WORK INSTRUCTIONS: Copy every entry word for word, but skip the pictures.

TASK DATA:
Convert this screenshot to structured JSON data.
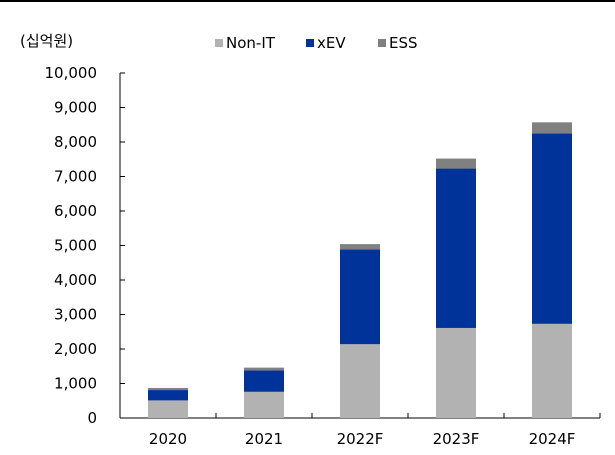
{
  "chart_data": {
    "type": "bar",
    "stacked": true,
    "unit_label": "(십억원)",
    "categories": [
      "2020",
      "2021",
      "2022F",
      "2023F",
      "2024F"
    ],
    "series": [
      {
        "name": "Non-IT",
        "color": "#b2b2b2",
        "values": [
          510,
          760,
          2140,
          2610,
          2730
        ]
      },
      {
        "name": "xEV",
        "color": "#003399",
        "values": [
          300,
          620,
          2750,
          4620,
          5520
        ]
      },
      {
        "name": "ESS",
        "color": "#808080",
        "values": [
          60,
          80,
          150,
          290,
          320
        ]
      }
    ],
    "ylim": [
      0,
      10000
    ],
    "yticks": [
      0,
      1000,
      2000,
      3000,
      4000,
      5000,
      6000,
      7000,
      8000,
      9000,
      10000
    ],
    "ytick_labels": [
      "0",
      "1,000",
      "2,000",
      "3,000",
      "4,000",
      "5,000",
      "6,000",
      "7,000",
      "8,000",
      "9,000",
      "10,000"
    ],
    "legend_position": "top-center",
    "grid": false
  }
}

ANSWER:
Convert this screenshot to structured JSON data.
{
  "chart_data": {
    "type": "bar",
    "stacked": true,
    "unit_label": "(십억원)",
    "categories": [
      "2020",
      "2021",
      "2022F",
      "2023F",
      "2024F"
    ],
    "series": [
      {
        "name": "Non-IT",
        "color": "#b2b2b2",
        "values": [
          510,
          760,
          2140,
          2610,
          2730
        ]
      },
      {
        "name": "xEV",
        "color": "#003399",
        "values": [
          300,
          620,
          2750,
          4620,
          5520
        ]
      },
      {
        "name": "ESS",
        "color": "#808080",
        "values": [
          60,
          80,
          150,
          290,
          320
        ]
      }
    ],
    "ylim": [
      0,
      10000
    ],
    "yticks": [
      0,
      1000,
      2000,
      3000,
      4000,
      5000,
      6000,
      7000,
      8000,
      9000,
      10000
    ],
    "ytick_labels": [
      "0",
      "1,000",
      "2,000",
      "3,000",
      "4,000",
      "5,000",
      "6,000",
      "7,000",
      "8,000",
      "9,000",
      "10,000"
    ],
    "legend_position": "top-center",
    "grid": false
  }
}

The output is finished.